(Reading passage)
-- Opening Marker --
Peter Wehner has noticed some trouble in Evangelicaldom:
- [Crypto-racism at McLean Bible Church] [C]hurch members had been misled, having been told, among other things, that the three individuals nominated to be elders would advocate selling the church building to Muslims, who would convert it into a mosque … Platt, speaking to his congregation, described an email that was circulated claiming, “MBC is no longer McLean Bible Church, that it’s now Melanin Bible Church.”
- “Nearly everyone tells me there is at the very least a small group in nearly every evangelical church complaining and agitating against teaching or policies that aren’t sufficiently conservative or anti-woke,” a pastor and prominent figure within the evangelical world told me. (Like others with whom I spoke about this topic, he requested anonymity in order to speak candidly.) “It’s everywhere.”
- The aggressive, disruptive, and unforgiving mindset that characterizes so much of our politics has found a home in many American churches.
- [M]any Christians have embraced the worst aspects of our culture and our politics. When the Christian faith is politicized, churches become repositories not of grace but of grievances, places where tribal identities are reinforced, where fears are nurtured, and where aggression and nastiness are sacralized.
-- Closing Marker --
(Data under study)
-- Opening Marker --
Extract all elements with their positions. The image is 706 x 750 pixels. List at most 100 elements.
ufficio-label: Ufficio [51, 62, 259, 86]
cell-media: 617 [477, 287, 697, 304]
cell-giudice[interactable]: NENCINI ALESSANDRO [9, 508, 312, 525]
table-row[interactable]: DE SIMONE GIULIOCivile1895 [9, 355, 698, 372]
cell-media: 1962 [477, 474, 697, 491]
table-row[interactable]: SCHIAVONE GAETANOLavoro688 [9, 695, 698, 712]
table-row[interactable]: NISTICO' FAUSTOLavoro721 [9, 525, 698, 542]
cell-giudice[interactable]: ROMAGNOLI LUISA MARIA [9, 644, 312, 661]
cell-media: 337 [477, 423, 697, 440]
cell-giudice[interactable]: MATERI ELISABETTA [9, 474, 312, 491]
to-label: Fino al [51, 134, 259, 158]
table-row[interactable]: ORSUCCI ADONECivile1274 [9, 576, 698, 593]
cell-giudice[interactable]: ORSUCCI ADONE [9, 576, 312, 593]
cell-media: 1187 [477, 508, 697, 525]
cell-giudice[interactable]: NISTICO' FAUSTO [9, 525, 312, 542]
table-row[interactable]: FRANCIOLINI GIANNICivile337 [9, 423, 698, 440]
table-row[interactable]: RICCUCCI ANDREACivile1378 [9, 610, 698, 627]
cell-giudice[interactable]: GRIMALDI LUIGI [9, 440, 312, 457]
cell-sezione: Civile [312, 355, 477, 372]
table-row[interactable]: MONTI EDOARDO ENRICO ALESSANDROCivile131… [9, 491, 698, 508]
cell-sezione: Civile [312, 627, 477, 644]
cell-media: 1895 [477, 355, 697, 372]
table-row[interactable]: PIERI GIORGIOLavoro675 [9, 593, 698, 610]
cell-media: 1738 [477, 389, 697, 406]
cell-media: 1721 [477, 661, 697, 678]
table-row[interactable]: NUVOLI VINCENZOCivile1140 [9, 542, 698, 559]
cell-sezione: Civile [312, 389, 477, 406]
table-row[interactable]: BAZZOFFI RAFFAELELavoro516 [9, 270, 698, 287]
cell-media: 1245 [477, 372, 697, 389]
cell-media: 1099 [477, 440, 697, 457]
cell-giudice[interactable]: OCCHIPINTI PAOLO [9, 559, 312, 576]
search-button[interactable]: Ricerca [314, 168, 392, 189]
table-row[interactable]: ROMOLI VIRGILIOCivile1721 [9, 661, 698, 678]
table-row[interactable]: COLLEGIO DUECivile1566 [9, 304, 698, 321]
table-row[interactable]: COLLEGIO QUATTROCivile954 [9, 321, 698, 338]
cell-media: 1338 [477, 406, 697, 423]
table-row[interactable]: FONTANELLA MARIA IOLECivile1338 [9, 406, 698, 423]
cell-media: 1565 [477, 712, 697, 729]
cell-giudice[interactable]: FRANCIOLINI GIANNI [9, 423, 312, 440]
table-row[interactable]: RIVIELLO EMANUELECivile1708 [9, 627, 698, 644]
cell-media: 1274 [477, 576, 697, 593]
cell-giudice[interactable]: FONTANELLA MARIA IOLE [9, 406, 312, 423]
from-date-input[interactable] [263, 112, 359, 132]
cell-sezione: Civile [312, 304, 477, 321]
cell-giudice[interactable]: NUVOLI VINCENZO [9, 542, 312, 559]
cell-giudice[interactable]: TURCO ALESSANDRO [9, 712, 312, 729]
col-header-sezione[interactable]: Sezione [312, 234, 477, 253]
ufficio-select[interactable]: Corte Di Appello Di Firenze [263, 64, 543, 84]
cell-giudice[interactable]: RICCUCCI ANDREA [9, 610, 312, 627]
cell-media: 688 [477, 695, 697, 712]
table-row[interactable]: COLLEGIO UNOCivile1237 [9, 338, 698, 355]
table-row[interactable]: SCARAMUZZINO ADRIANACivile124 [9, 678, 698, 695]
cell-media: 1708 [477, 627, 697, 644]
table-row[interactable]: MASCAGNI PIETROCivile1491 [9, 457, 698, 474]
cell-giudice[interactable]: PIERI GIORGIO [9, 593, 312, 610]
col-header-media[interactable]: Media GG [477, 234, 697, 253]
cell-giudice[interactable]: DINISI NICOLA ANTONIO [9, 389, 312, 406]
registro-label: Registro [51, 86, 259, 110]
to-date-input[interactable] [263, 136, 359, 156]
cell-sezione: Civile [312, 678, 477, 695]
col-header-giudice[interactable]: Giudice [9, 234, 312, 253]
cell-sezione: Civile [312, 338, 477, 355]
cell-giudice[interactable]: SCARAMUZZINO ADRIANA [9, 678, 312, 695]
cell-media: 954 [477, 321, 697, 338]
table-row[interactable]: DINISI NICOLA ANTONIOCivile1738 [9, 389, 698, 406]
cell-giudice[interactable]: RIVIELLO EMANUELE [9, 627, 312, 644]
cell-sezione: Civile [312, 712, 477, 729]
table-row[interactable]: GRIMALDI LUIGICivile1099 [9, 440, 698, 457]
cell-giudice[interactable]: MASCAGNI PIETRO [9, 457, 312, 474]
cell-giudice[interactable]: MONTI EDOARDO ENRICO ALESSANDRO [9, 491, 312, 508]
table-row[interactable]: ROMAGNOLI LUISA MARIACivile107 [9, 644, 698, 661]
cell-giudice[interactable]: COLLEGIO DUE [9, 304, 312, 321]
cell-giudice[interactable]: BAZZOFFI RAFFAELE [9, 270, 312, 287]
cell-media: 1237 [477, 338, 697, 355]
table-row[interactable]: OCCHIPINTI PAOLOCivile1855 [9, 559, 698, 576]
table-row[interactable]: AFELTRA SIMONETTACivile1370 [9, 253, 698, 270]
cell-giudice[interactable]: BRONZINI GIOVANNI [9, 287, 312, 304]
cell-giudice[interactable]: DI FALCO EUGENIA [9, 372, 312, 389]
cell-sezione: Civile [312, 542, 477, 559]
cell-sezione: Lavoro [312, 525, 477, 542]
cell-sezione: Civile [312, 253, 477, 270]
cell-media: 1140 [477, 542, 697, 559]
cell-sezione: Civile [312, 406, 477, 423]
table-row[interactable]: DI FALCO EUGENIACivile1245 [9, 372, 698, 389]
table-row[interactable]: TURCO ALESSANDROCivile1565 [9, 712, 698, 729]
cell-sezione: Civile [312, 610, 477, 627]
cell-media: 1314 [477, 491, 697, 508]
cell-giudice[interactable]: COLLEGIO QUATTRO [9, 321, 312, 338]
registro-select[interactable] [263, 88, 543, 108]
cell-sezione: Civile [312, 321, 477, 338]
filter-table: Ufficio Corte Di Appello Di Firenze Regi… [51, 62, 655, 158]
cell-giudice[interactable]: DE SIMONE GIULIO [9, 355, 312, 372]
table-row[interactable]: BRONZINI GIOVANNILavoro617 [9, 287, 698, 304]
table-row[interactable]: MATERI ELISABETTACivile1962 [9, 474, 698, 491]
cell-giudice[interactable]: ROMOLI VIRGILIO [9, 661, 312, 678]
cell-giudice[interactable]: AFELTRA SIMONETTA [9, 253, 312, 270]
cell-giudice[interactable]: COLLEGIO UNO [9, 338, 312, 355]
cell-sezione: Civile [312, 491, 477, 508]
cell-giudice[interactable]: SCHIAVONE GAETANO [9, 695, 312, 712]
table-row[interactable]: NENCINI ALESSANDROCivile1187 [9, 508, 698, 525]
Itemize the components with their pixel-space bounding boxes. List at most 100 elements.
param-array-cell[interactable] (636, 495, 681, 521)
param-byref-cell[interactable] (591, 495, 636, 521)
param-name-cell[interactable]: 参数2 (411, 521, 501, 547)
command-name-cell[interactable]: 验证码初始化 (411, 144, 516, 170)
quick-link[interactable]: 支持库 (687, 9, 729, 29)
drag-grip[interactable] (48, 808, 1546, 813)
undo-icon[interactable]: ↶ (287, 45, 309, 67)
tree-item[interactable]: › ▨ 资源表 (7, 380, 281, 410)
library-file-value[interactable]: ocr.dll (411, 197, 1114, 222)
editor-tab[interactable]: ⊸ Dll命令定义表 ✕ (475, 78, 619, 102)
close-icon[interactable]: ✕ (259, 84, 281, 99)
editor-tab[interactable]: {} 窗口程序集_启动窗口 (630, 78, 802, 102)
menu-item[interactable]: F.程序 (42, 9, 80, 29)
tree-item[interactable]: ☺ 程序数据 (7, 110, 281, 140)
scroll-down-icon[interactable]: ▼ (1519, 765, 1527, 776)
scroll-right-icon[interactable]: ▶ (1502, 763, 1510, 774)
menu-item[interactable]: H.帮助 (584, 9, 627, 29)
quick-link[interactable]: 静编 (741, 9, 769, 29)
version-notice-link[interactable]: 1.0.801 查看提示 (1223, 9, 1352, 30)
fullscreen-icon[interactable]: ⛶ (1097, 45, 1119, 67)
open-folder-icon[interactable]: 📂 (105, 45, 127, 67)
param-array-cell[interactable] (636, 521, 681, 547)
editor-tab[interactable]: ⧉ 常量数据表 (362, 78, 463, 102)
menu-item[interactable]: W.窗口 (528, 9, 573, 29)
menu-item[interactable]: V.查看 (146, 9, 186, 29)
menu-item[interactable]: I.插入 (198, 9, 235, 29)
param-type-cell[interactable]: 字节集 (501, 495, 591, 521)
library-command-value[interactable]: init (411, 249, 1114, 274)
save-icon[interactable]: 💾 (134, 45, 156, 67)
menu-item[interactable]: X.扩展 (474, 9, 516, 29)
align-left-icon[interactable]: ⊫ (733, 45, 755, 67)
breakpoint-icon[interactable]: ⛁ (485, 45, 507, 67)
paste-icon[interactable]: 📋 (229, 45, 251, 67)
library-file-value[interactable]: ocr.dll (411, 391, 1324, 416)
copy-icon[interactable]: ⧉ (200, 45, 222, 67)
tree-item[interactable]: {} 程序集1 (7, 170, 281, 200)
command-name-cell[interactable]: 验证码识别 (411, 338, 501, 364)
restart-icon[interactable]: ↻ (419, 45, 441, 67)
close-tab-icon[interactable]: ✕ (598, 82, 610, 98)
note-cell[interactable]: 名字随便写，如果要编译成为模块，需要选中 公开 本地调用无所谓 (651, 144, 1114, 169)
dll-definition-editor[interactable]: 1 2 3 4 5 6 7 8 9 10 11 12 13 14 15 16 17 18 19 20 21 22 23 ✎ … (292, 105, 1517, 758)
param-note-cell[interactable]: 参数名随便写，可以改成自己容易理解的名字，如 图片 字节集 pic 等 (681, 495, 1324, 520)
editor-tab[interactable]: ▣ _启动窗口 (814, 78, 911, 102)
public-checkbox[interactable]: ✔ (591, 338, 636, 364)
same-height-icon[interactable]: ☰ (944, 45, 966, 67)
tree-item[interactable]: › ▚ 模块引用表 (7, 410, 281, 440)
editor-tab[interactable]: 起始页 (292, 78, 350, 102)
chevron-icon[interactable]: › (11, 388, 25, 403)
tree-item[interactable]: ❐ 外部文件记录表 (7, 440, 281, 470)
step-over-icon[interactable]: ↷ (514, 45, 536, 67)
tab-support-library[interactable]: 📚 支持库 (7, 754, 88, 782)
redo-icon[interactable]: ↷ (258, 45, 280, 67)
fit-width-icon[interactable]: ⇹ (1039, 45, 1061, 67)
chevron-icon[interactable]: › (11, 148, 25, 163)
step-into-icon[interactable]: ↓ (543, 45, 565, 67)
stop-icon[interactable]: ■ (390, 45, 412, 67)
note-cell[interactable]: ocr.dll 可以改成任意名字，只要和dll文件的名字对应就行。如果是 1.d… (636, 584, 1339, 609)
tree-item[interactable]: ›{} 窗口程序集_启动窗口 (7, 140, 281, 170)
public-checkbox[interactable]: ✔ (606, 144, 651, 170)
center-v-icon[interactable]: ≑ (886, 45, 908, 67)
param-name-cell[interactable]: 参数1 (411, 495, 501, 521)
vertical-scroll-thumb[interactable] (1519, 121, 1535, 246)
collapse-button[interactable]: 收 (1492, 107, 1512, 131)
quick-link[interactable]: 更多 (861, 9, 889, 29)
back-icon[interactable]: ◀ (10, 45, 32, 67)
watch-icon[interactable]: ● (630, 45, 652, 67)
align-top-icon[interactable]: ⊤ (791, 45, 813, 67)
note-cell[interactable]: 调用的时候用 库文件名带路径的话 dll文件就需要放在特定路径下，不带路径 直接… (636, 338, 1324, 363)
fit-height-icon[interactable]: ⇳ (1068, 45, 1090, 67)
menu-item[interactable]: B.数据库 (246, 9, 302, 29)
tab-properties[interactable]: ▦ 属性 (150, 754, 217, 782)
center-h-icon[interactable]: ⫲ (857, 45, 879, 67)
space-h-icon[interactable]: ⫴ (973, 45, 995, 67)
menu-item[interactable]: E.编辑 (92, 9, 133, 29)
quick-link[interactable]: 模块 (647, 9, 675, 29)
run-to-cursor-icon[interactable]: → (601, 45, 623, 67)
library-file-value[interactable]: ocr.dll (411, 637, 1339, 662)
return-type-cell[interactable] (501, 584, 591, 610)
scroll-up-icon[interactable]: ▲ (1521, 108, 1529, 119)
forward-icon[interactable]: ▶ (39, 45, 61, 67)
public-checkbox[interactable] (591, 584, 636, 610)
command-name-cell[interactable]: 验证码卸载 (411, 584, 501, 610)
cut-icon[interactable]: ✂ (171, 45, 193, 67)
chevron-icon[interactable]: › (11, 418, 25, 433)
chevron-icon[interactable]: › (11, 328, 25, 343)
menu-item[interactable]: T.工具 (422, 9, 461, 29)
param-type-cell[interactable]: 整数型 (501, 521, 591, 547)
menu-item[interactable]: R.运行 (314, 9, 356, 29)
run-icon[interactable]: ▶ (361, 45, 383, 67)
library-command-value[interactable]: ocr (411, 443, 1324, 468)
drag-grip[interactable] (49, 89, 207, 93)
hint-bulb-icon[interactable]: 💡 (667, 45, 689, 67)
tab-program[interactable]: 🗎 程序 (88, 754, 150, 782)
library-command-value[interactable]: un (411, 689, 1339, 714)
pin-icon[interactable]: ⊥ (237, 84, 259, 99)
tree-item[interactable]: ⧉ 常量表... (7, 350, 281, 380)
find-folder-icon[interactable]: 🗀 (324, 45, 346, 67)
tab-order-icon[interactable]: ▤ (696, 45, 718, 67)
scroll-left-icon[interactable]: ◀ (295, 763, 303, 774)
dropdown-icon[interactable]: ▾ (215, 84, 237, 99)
-- Closing Marker --
(Directions)
a. Translate this sentence from the passage on evangelical churches into Spanish: "The aggressive, disruptive, and unforgiving mindset that characterizes so much of our politics has found a home in many American churches."
b. Please write out the passage on evangelical churches between "- The aggressive, disruptive, and" and "nastiness are sacralized.", inclusive.

(Per-task outputs)
a. La mentalidad agresiva, disruptiva e implacable que caracteriza gran parte de nuestra política ha encontrado un hogar en muchas iglesias estadounidenses.

b.
- The aggressive, disruptive, and unforgiving mindset that characterizes so much of our politics has found a home in many American churches.
- [M]any Christians have embraced the worst aspects of our culture and our politics. When the Christian faith is politicized, churches become repositories not of grace but of grievances, places where tribal identities are reinforced, where fears are nurtured, and where aggression and nastiness are sacralized.